_Excerpt to read_.
Kyle Watson has been an official mechanic for only nine years, but he’s built up a lifetime of experience across many fields.
Selling fuel. Easy, right? Selling sweets, chips and smokes to people paying for fuel? Even easier, surely? Turns out no. Kyle Watson relocated to the Sunshine Coast after a varied working career across Victoria and NSW, and thought buying a servo with a convenience store would be his ticket to an easier life. “Fuel’s the biggest headache and stress,” the 67-year-old says. “I had no experience whatsoever.”
The saving grace was the service station’s attached workshop. It was only small with two bays and one mechanic, but Kyle found himself gravitating there whenever he could get a spare minute.
“I started to realise his little workshop was earning a greater profit margin than my fuel and convenience store was,” he says.

_Requirement A_. In the article about Kyle Watson, how many bays did the service station's workshop have?
_Requirement B_. Extend the article about Kyle Watson's service station, picking up after its final sentence.
You won't need the entries that come after this.

_Provided material_.
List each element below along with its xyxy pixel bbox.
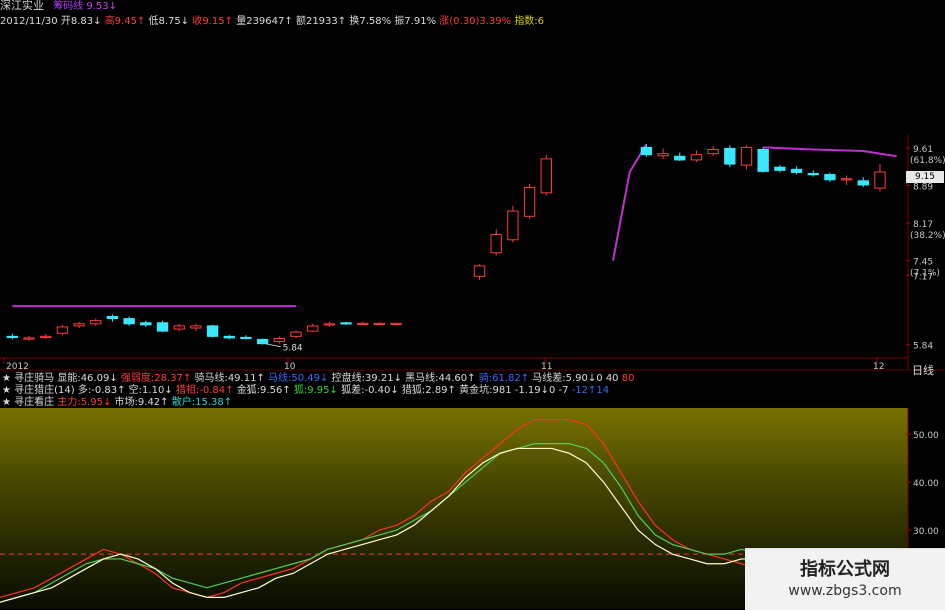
oscillator-chart: 50.0040.0030.0020.00 [0, 408, 939, 609]
indicator-row-b-0: ★ 寻庄猎庄(14) [2, 385, 78, 396]
oscillator-series-white [0, 447, 846, 603]
indicator-row-a-1: 显能:46.09↓ [57, 373, 121, 384]
indicator-row-a-3: 骑马线:49.11↑ [194, 373, 269, 384]
indicator-row-b-5: 狐:9.95↓ [293, 385, 342, 396]
indicator-row-a-2: 强弱度:28.37↑ [120, 373, 195, 384]
indicator-row-c-0: ★ 寻庄看庄 [2, 397, 58, 408]
sub-y-tick-label-1: 40.00 [913, 479, 939, 489]
indicator-row-c-3: 散户:15.38↑ [171, 397, 233, 408]
indicator-row-b-6: 狐差:-0.40↓ [341, 385, 402, 396]
indicator-row-b-2: 空:1.10↓ [128, 385, 176, 396]
sub-y-tick-label-2: 30.00 [913, 527, 939, 537]
quote-amplitude: 振7.91% [394, 16, 437, 27]
watermark-url: www.zbgs3.com [788, 583, 902, 599]
indicator-row-b-4: 金狐:9.56↑ [236, 385, 294, 396]
period-button[interactable]: 日线 [912, 362, 934, 378]
watermark: 指标公式网 www.zbgs3.com [745, 548, 945, 610]
indicator-row-b-1: 多:-0.83↑ [77, 385, 129, 396]
indicator-row-c-1: 主力:5.95↓ [57, 397, 115, 408]
quote-date: 2012/11/30 [0, 16, 58, 27]
current-price-tag: 9.15 [906, 171, 944, 183]
indicator-row-c-2: 市场:9.42↑ [114, 397, 172, 408]
indicator-row-a-0: ★ 寻庄骑马 [2, 373, 58, 384]
indicator-row-b-8: 黄金坑:981 [459, 385, 515, 396]
indicator-row-b-9: -1.19↓0 -7 [514, 385, 572, 396]
oscillator-series-red [0, 419, 845, 599]
index-label: 指数:6 [514, 16, 545, 27]
oscillator-series-green [0, 443, 846, 603]
chip-line-value: 9.53↓ [86, 1, 118, 12]
quote-open: 开8.83↓ [60, 16, 102, 27]
quote-change: 涨(0.30)3.39% [439, 16, 512, 27]
indicator-row-b-3: 猎相:-0.84↑ [175, 385, 237, 396]
sub-y-tick-label-0: 50.00 [913, 431, 939, 441]
quote-close: 收9.15↑ [192, 16, 234, 27]
indicator-row-a-5: 控盘线:39.21↓ [331, 373, 406, 384]
indicator-row-a-8: 马线差:5.90↓0 40 [532, 373, 622, 384]
indicator-row-a-6: 黑马线:44.60↑ [405, 373, 479, 384]
quote-low: 低8.75↓ [148, 16, 190, 27]
quote-volume: 量239647↑ [236, 16, 293, 27]
stock-name[interactable]: 深江实业 [0, 0, 44, 12]
chip-line-label[interactable]: 筹码线 [53, 1, 83, 12]
indicator-row-a-7: 骑:61.82↑ [478, 373, 533, 384]
header-row-2: 2012/11/30 开8.83↓ 高9.45↑ 低8.75↓ 收9.15↑ 量… [0, 16, 544, 28]
quote-turnover: 换7.58% [349, 16, 392, 27]
indicator-row-hunt: ★ 寻庄猎庄(14) 多:-0.83↑ 空:1.10↓ 猎相:-0.84↑ 金狐… [2, 385, 609, 397]
quote-high: 高9.45↑ [104, 16, 146, 27]
indicator-row-watch: ★ 寻庄看庄 主力:5.95↓ 市场:9.42↑ 散户:15.38↑ [2, 397, 232, 409]
indicator-row-b-10: -12↑14 [571, 385, 610, 396]
header-row-1: 深江实业 筹码线 9.53↓ [0, 0, 117, 13]
indicator-row-b-7: 猎狐:2.89↑ [401, 385, 460, 396]
indicator-row-horse: ★ 寻庄骑马 显能:46.09↓ 强弱度:28.37↑ 骑马线:49.11↑ 马… [2, 373, 634, 385]
indicator-row-a-4: 马线:50.49↓ [268, 373, 332, 384]
watermark-title: 指标公式网 [800, 559, 890, 580]
quote-amount: 额21933↑ [295, 16, 347, 27]
indicator-row-a-9: 80 [621, 373, 635, 384]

_Expected answer A_. Two bays.

_Expected answer B_.
“I thought ‘why am I doing this?’ and decided to buy my own workshop instead, build it up, and I’ve never looked back.”
In reality, Kyle was far better suited to a life around machinery. He’s been playing with cars, bikes and boats since he was 16; pulling them apart, repairing and rebuilding, often out of necessity. Not only did he find it fascinating, he also showed decent talent from this young age. “I had an old EH wagon and just about everything that could go wrong with it invariably did,” he said. “The 186 motor, a blown diff, blown gearbox. I had a lack of funds, so there was no option but to repair it myself. I was pretty much self-taught.”
After school his preference was electronics engineering, and it’s clear Kyle’s enthusiasm for learning new skills has ensured his life’s been rich with vast and varied roles. He’s done plumbing, gas work, electrical work, panel work, cladding for caravans, chassis work, electric brakes, stereo fits, and full RV, motorhome and caravan fit-outs. The caravan work especially did wonders for developing welding skills and electric 240v understanding – things that would come in very handy when he became a mechanic later in life.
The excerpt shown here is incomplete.